-------- Recorded information

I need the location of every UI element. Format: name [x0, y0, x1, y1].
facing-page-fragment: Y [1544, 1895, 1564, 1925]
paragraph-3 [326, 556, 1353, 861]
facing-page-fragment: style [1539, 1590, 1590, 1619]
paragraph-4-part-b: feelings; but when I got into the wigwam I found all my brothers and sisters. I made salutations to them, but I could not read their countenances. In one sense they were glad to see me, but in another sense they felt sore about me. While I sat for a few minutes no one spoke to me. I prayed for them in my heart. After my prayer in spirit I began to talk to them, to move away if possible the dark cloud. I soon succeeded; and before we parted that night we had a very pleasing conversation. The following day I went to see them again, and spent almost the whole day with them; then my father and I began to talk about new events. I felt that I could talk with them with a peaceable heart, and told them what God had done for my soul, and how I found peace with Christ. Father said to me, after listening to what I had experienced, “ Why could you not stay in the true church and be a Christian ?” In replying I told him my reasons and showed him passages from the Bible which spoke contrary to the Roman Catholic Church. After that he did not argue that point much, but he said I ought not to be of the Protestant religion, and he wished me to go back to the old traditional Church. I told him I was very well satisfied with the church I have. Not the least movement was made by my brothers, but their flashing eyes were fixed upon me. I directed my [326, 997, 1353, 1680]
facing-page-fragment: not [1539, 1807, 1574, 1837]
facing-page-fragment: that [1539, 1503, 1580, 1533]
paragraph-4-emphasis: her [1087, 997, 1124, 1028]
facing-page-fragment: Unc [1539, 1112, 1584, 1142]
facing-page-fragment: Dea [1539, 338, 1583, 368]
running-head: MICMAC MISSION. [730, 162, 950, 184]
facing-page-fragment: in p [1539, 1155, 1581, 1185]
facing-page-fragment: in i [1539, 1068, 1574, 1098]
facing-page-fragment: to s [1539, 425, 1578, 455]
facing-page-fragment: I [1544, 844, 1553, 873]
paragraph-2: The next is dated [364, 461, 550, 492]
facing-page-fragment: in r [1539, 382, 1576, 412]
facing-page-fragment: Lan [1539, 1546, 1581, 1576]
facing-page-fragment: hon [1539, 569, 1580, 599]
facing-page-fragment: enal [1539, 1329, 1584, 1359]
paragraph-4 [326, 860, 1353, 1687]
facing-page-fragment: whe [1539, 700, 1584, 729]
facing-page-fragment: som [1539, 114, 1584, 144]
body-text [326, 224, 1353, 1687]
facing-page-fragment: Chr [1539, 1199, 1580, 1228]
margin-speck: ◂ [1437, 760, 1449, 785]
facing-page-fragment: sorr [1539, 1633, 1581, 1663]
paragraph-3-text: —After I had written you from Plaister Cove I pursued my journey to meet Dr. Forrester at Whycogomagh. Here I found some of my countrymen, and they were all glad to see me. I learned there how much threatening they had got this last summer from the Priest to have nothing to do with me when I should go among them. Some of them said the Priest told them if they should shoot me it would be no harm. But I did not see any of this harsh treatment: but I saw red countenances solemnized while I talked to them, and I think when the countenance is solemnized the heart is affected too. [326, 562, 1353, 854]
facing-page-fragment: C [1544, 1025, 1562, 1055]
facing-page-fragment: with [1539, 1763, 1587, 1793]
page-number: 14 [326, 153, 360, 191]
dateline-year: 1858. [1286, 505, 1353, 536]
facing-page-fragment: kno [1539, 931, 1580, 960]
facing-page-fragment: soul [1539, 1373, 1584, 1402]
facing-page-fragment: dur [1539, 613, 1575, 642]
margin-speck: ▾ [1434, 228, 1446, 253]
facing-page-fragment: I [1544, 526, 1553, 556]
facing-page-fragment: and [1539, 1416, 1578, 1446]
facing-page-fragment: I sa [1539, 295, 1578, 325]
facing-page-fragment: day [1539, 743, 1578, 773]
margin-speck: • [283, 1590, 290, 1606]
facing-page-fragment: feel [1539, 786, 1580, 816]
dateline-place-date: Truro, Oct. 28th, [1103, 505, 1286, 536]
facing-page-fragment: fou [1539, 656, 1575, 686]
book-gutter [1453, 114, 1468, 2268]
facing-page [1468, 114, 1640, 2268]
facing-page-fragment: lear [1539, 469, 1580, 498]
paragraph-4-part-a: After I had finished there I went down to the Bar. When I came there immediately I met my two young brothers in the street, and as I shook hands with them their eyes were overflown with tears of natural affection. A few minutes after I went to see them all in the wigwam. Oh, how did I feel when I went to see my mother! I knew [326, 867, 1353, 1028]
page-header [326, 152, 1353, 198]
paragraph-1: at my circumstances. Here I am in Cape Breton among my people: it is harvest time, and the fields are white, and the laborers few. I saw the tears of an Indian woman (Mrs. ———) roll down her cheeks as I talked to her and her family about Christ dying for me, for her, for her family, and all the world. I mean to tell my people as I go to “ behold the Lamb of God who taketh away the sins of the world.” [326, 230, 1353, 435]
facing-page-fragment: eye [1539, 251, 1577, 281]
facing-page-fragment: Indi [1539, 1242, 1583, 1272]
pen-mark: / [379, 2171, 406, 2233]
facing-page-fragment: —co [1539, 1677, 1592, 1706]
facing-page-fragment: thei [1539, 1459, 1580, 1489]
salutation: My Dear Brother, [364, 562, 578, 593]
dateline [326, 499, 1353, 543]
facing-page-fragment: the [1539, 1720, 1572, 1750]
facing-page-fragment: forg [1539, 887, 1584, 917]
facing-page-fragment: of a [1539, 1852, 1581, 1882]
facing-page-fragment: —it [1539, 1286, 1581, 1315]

----------------

Exercise details: Copy out every entry above, word for word, with nothing changed.

Result for this exercise:
I need the location of every UI element. Format: name [x0, y0, x1, y1].
facing-page-fragment: Y [1544, 1895, 1564, 1925]
paragraph-3 [326, 556, 1353, 861]
facing-page-fragment: style [1539, 1590, 1590, 1619]
paragraph-4-part-b: feelings; but when I got into the wigwam I found all my brothers and sisters. I made salutations to them, but I could not read their countenances. In one sense they were glad to see me, but in another sense they felt sore about me. While I sat for a few minutes no one spoke to me. I prayed for them in my heart. After my prayer in spirit I began to talk to them, to move away if possible the dark cloud. I soon succeeded; and before we parted that night we had a very pleasing conversation. The following day I went to see them again, and spent almost the whole day with them; then my father and I began to talk about new events. I felt that I could talk with them with a peaceable heart, and told them what God had done for my soul, and how I found peace with Christ. Father said to me, after listening to what I had experienced, “ Why could you not stay in the true church and be a Christian ?” In replying I told him my reasons and showed him passages from the Bible which spoke contrary to the Roman Catholic Church. After that he did not argue that point much, but he said I ought not to be of the Protestant religion, and he wished me to go back to the old traditional Church. I told him I was very well satisfied with the church I have. Not the least movement was made by my brothers, but their flashing eyes were fixed upon me. I directed my [326, 997, 1353, 1680]
facing-page-fragment: not [1539, 1807, 1574, 1837]
facing-page-fragment: that [1539, 1503, 1580, 1533]
paragraph-4-emphasis: her [1087, 997, 1124, 1028]
facing-page-fragment: Unc [1539, 1112, 1584, 1142]
facing-page-fragment: Dea [1539, 338, 1583, 368]
running-head: MICMAC MISSION. [730, 162, 950, 184]
facing-page-fragment: in p [1539, 1155, 1581, 1185]
facing-page-fragment: in i [1539, 1068, 1574, 1098]
facing-page-fragment: to s [1539, 425, 1578, 455]
facing-page-fragment: I [1544, 844, 1553, 873]
paragraph-2: The next is dated [364, 461, 550, 492]
facing-page-fragment: in r [1539, 382, 1576, 412]
facing-page-fragment: Lan [1539, 1546, 1581, 1576]
facing-page-fragment: hon [1539, 569, 1580, 599]
facing-page-fragment: enal [1539, 1329, 1584, 1359]
paragraph-4 [326, 860, 1353, 1687]
facing-page-fragment: whe [1539, 700, 1584, 729]
facing-page-fragment: som [1539, 114, 1584, 144]
body-text [326, 224, 1353, 1687]
facing-page-fragment: Chr [1539, 1199, 1580, 1228]
margin-speck: ◂ [1437, 760, 1449, 785]
facing-page-fragment: sorr [1539, 1633, 1581, 1663]
paragraph-3-text: —After I had written you from Plaister Cove I pursued my journey to meet Dr. Forrester at Whycogomagh. Here I found some of my countrymen, and they were all glad to see me. I learned there how much threatening they had got this last summer from the Priest to have nothing to do with me when I should go among them. Some of them said the Priest told them if they should shoot me it would be no harm. But I did not see any of this harsh treatment: but I saw red countenances solemnized while I talked to them, and I think when the countenance is solemnized the heart is affected too. [326, 562, 1353, 854]
facing-page-fragment: C [1544, 1025, 1562, 1055]
facing-page-fragment: with [1539, 1763, 1587, 1793]
page-number: 14 [326, 153, 360, 191]
dateline-year: 1858. [1286, 505, 1353, 536]
facing-page-fragment: kno [1539, 931, 1580, 960]
facing-page-fragment: soul [1539, 1373, 1584, 1402]
facing-page-fragment: dur [1539, 613, 1575, 642]
margin-speck: ▾ [1434, 228, 1446, 253]
facing-page-fragment: I [1544, 526, 1553, 556]
facing-page-fragment: and [1539, 1416, 1578, 1446]
facing-page-fragment: I sa [1539, 295, 1578, 325]
facing-page-fragment: day [1539, 743, 1578, 773]
margin-speck: • [283, 1590, 290, 1606]
facing-page-fragment: feel [1539, 786, 1580, 816]
dateline-place-date: Truro, Oct. 28th, [1103, 505, 1286, 536]
facing-page-fragment: fou [1539, 656, 1575, 686]
book-gutter [1453, 114, 1468, 2268]
facing-page [1468, 114, 1640, 2268]
facing-page-fragment: lear [1539, 469, 1580, 498]
paragraph-4-part-a: After I had finished there I went down to the Bar. When I came there immediately I met my two young brothers in the street, and as I shook hands with them their eyes were overflown with tears of natural affection. A few minutes after I went to see them all in the wigwam. Oh, how did I feel when I went to see my mother! I knew [326, 867, 1353, 1028]
page-header [326, 152, 1353, 198]
paragraph-1: at my circumstances. Here I am in Cape Breton among my people: it is harvest time, and the fields are white, and the laborers few. I saw the tears of an Indian woman (Mrs. ———) roll down her cheeks as I talked to her and her family about Christ dying for me, for her, for her family, and all the world. I mean to tell my people as I go to “ behold the Lamb of God who taketh away the sins of the world.” [326, 230, 1353, 435]
facing-page-fragment: eye [1539, 251, 1577, 281]
facing-page-fragment: Indi [1539, 1242, 1583, 1272]
pen-mark: / [379, 2171, 406, 2233]
facing-page-fragment: —co [1539, 1677, 1592, 1706]
facing-page-fragment: thei [1539, 1459, 1580, 1489]
salutation: My Dear Brother, [364, 562, 578, 593]
dateline [326, 499, 1353, 543]
facing-page-fragment: the [1539, 1720, 1572, 1750]
facing-page-fragment: forg [1539, 887, 1584, 917]
facing-page-fragment: of a [1539, 1852, 1581, 1882]
facing-page-fragment: —it [1539, 1286, 1581, 1315]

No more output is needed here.